-- begin Dataset content --

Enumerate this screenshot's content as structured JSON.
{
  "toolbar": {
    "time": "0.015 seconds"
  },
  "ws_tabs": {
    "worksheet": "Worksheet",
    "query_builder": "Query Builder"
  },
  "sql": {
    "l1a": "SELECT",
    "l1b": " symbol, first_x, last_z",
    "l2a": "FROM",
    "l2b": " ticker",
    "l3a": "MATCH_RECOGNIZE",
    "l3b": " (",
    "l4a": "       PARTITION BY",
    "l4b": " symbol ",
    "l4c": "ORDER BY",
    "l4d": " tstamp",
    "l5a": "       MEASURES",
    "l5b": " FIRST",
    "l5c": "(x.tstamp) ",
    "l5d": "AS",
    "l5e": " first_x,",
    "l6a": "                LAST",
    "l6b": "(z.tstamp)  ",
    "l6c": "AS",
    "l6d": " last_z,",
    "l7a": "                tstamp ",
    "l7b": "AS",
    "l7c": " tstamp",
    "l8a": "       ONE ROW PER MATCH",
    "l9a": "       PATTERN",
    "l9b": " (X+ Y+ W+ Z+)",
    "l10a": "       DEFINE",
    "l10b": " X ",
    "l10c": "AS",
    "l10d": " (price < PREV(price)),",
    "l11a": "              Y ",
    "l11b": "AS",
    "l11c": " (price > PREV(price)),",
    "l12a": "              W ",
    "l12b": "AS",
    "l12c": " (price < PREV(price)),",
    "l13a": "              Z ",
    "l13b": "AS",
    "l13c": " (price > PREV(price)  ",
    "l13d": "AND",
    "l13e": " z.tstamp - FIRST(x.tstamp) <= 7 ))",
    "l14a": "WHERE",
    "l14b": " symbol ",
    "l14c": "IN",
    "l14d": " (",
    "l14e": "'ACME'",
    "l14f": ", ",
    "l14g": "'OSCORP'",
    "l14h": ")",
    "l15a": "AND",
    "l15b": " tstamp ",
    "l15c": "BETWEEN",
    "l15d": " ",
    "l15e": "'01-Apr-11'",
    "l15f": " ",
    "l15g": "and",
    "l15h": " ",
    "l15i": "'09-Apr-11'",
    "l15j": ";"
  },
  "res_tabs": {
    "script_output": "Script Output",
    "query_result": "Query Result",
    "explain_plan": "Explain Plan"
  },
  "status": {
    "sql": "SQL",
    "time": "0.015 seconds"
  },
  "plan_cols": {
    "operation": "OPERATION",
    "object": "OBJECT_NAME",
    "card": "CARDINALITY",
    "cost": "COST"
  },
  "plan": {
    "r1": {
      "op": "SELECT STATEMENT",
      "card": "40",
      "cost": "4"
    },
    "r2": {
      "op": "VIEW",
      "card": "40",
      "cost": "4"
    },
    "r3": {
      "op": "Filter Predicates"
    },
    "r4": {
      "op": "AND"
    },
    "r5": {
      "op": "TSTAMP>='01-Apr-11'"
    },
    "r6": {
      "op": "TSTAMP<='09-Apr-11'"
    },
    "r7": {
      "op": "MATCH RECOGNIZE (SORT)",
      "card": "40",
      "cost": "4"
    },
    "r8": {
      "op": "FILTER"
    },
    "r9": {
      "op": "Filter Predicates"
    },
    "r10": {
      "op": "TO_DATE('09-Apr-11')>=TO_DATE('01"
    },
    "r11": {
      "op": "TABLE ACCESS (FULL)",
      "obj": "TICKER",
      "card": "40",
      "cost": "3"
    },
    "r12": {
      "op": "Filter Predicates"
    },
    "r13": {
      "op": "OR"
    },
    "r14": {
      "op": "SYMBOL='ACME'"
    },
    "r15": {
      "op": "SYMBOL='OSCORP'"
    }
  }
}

-- end Dataset content --

Exercise details:
Write out the listing once more, matching it exactly.

Complete response:
Enumerate this screenshot's content as structured JSON.
{
  "toolbar": {
    "time": "0.015 seconds"
  },
  "ws_tabs": {
    "worksheet": "Worksheet",
    "query_builder": "Query Builder"
  },
  "sql": {
    "l1a": "SELECT",
    "l1b": " symbol, first_x, last_z",
    "l2a": "FROM",
    "l2b": " ticker",
    "l3a": "MATCH_RECOGNIZE",
    "l3b": " (",
    "l4a": "       PARTITION BY",
    "l4b": " symbol ",
    "l4c": "ORDER BY",
    "l4d": " tstamp",
    "l5a": "       MEASURES",
    "l5b": " FIRST",
    "l5c": "(x.tstamp) ",
    "l5d": "AS",
    "l5e": " first_x,",
    "l6a": "                LAST",
    "l6b": "(z.tstamp)  ",
    "l6c": "AS",
    "l6d": " last_z,",
    "l7a": "                tstamp ",
    "l7b": "AS",
    "l7c": " tstamp",
    "l8a": "       ONE ROW PER MATCH",
    "l9a": "       PATTERN",
    "l9b": " (X+ Y+ W+ Z+)",
    "l10a": "       DEFINE",
    "l10b": " X ",
    "l10c": "AS",
    "l10d": " (price < PREV(price)),",
    "l11a": "              Y ",
    "l11b": "AS",
    "l11c": " (price > PREV(price)),",
    "l12a": "              W ",
    "l12b": "AS",
    "l12c": " (price < PREV(price)),",
    "l13a": "              Z ",
    "l13b": "AS",
    "l13c": " (price > PREV(price)  ",
    "l13d": "AND",
    "l13e": " z.tstamp - FIRST(x.tstamp) <= 7 ))",
    "l14a": "WHERE",
    "l14b": " symbol ",
    "l14c": "IN",
    "l14d": " (",
    "l14e": "'ACME'",
    "l14f": ", ",
    "l14g": "'OSCORP'",
    "l14h": ")",
    "l15a": "AND",
    "l15b": " tstamp ",
    "l15c": "BETWEEN",
    "l15d": " ",
    "l15e": "'01-Apr-11'",
    "l15f": " ",
    "l15g": "and",
    "l15h": " ",
    "l15i": "'09-Apr-11'",
    "l15j": ";"
  },
  "res_tabs": {
    "script_output": "Script Output",
    "query_result": "Query Result",
    "explain_plan": "Explain Plan"
  },
  "status": {
    "sql": "SQL",
    "time": "0.015 seconds"
  },
  "plan_cols": {
    "operation": "OPERATION",
    "object": "OBJECT_NAME",
    "card": "CARDINALITY",
    "cost": "COST"
  },
  "plan": {
    "r1": {
      "op": "SELECT STATEMENT",
      "card": "40",
      "cost": "4"
    },
    "r2": {
      "op": "VIEW",
      "card": "40",
      "cost": "4"
    },
    "r3": {
      "op": "Filter Predicates"
    },
    "r4": {
      "op": "AND"
    },
    "r5": {
      "op": "TSTAMP>='01-Apr-11'"
    },
    "r6": {
      "op": "TSTAMP<='09-Apr-11'"
    },
    "r7": {
      "op": "MATCH RECOGNIZE (SORT)",
      "card": "40",
      "cost": "4"
    },
    "r8": {
      "op": "FILTER"
    },
    "r9": {
      "op": "Filter Predicates"
    },
    "r10": {
      "op": "TO_DATE('09-Apr-11')>=TO_DATE('01"
    },
    "r11": {
      "op": "TABLE ACCESS (FULL)",
      "obj": "TICKER",
      "card": "40",
      "cost": "3"
    },
    "r12": {
      "op": "Filter Predicates"
    },
    "r13": {
      "op": "OR"
    },
    "r14": {
      "op": "SYMBOL='ACME'"
    },
    "r15": {
      "op": "SYMBOL='OSCORP'"
    }
  }
}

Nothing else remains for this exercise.